## Given request
Every record should be written out exactly, with the pictures left out.

Items listed in a dataset
>>>>>

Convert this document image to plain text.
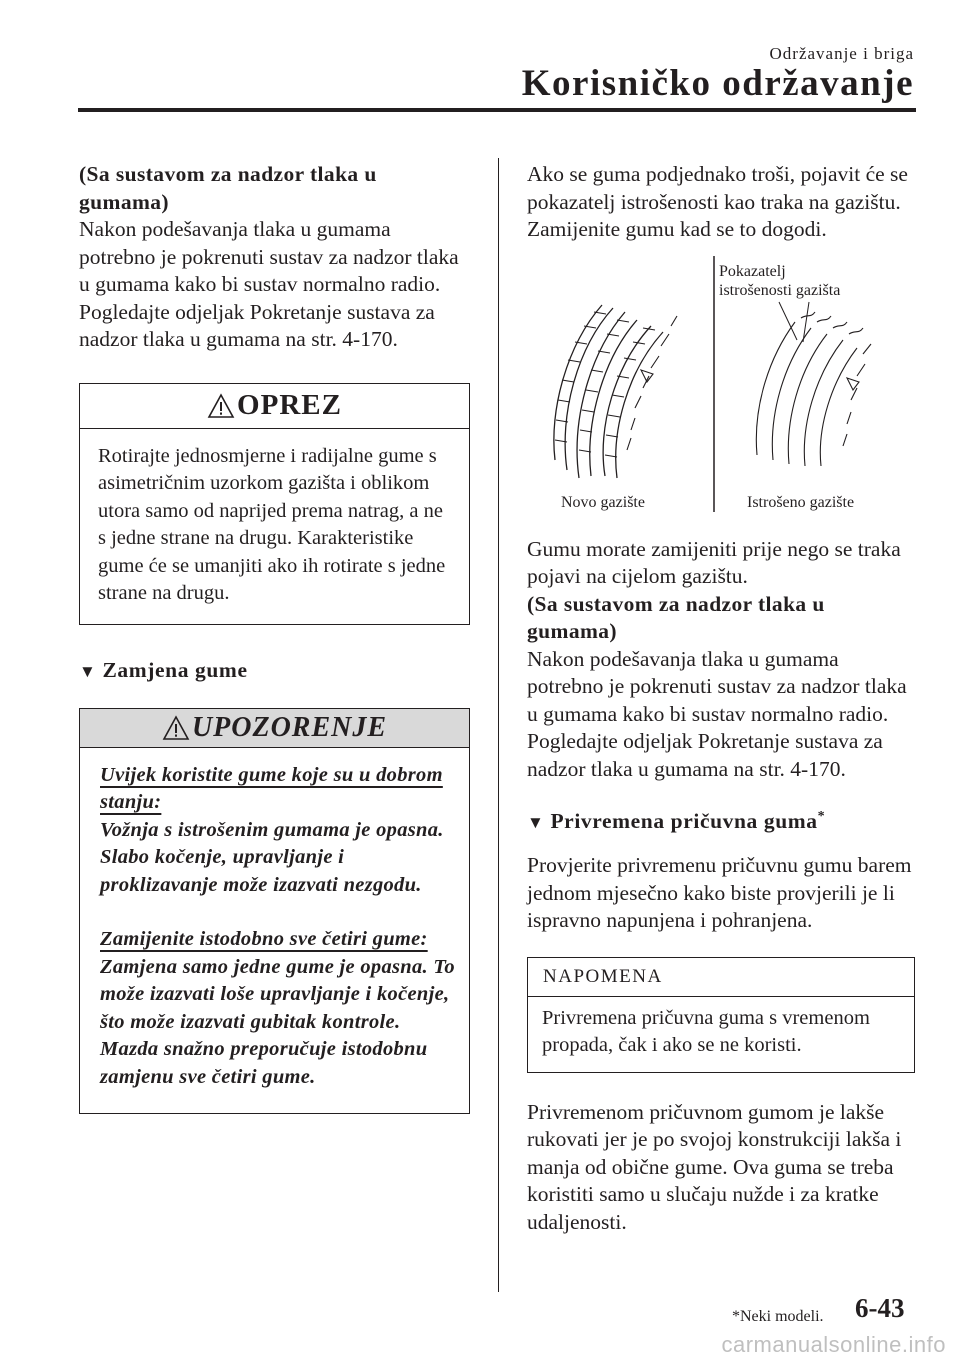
Održavanje i briga
Korisničko održavanje

(Sa sustavom za nadzor tlaka u gumama)

Nakon podešavanja tlaka u gumama potrebno je pokrenuti sustav za nadzor tlaka u gumama kako bi sustav normalno radio.

Pogledajte odjeljak Pokretanje sustava za nadzor tlaka u gumama na str. 4-170.

OPREZ

Rotirajte jednosmjerne i radijalne gume s asimetričnim uzorkom gazišta i oblikom utora samo od naprijed prema natrag, a ne s jedne strane na drugu. Karakteristike gume će se umanjiti ako ih rotirate s jedne strane na drugu.

▼ Zamjena gume
UPOZORENJE

Uvijek koristite gume koje su u dobrom stanju:

Vožnja s istrošenim gumama je opasna. Slabo kočenje, upravljanje i proklizavanje može izazvati nezgodu.

Zamijenite istodobno sve četiri gume:

Zamjena samo jedne gume je opasna. To može izazvati loše upravljanje i kočenje, što može izazvati gubitak kontrole. Mazda snažno preporučuje istodobnu zamjenu sve četiri gume.

Ako se guma podjednako troši, pojavit će se pokazatelj istrošenosti kao traka na gazištu.

Zamijenite gumu kad se to dogodi.

Pokazatelj
istrošenosti gazišta
Novo gazište	Istrošeno gazište

Gumu morate zamijeniti prije nego se traka pojavi na cijelom gazištu.

(Sa sustavom za nadzor tlaka u gumama)

Nakon podešavanja tlaka u gumama potrebno je pokrenuti sustav za nadzor tlaka u gumama kako bi sustav normalno radio.

Pogledajte odjeljak Pokretanje sustava za nadzor tlaka u gumama na str. 4-170.

▼ Privremena pričuvna guma*

Provjerite privremenu pričuvnu gumu barem jednom mjesečno kako biste provjerili je li ispravno napunjena i pohranjena.

NAPOMENA

Privremena pričuvna guma s vremenom propada, čak i ako se ne koristi.

Privremenom pričuvnom gumom je lakše rukovati jer je po svojoj konstrukciji lakša i manja od obične gume. Ova guma se treba koristiti samo u slučaju nužde i za kratke udaljenosti.

*Neki modeli. 6-43
carmanualsonline.info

<<<<<

## Result for this task
Convert this document image to plain text.
Održavanje i briga
Korisničko održavanje

(Sa sustavom za nadzor tlaka u gumama)

Nakon podešavanja tlaka u gumama potrebno je pokrenuti sustav za nadzor tlaka u gumama kako bi sustav normalno radio.

Pogledajte odjeljak Pokretanje sustava za nadzor tlaka u gumama na str. 4-170.

OPREZ

Rotirajte jednosmjerne i radijalne gume s asimetričnim uzorkom gazišta i oblikom utora samo od naprijed prema natrag, a ne s jedne strane na drugu. Karakteristike gume će se umanjiti ako ih rotirate s jedne strane na drugu.

▼ Zamjena gume
UPOZORENJE

Uvijek koristite gume koje su u dobrom stanju:

Vožnja s istrošenim gumama je opasna. Slabo kočenje, upravljanje i proklizavanje može izazvati nezgodu.

Zamijenite istodobno sve četiri gume:

Zamjena samo jedne gume je opasna. To može izazvati loše upravljanje i kočenje, što može izazvati gubitak kontrole. Mazda snažno preporučuje istodobnu zamjenu sve četiri gume.

Ako se guma podjednako troši, pojavit će se pokazatelj istrošenosti kao traka na gazištu.

Zamijenite gumu kad se to dogodi.

Pokazatelj
istrošenosti gazišta
Novo gazište	Istrošeno gazište

Gumu morate zamijeniti prije nego se traka pojavi na cijelom gazištu.

(Sa sustavom za nadzor tlaka u gumama)

Nakon podešavanja tlaka u gumama potrebno je pokrenuti sustav za nadzor tlaka u gumama kako bi sustav normalno radio.

Pogledajte odjeljak Pokretanje sustava za nadzor tlaka u gumama na str. 4-170.

▼ Privremena pričuvna guma*

Provjerite privremenu pričuvnu gumu barem jednom mjesečno kako biste provjerili je li ispravno napunjena i pohranjena.

NAPOMENA

Privremena pričuvna guma s vremenom propada, čak i ako se ne koristi.

Privremenom pričuvnom gumom je lakše rukovati jer je po svojoj konstrukciji lakša i manja od obične gume. Ova guma se treba koristiti samo u slučaju nužde i za kratke udaljenosti.

*Neki modeli. 6-43
carmanualsonline.info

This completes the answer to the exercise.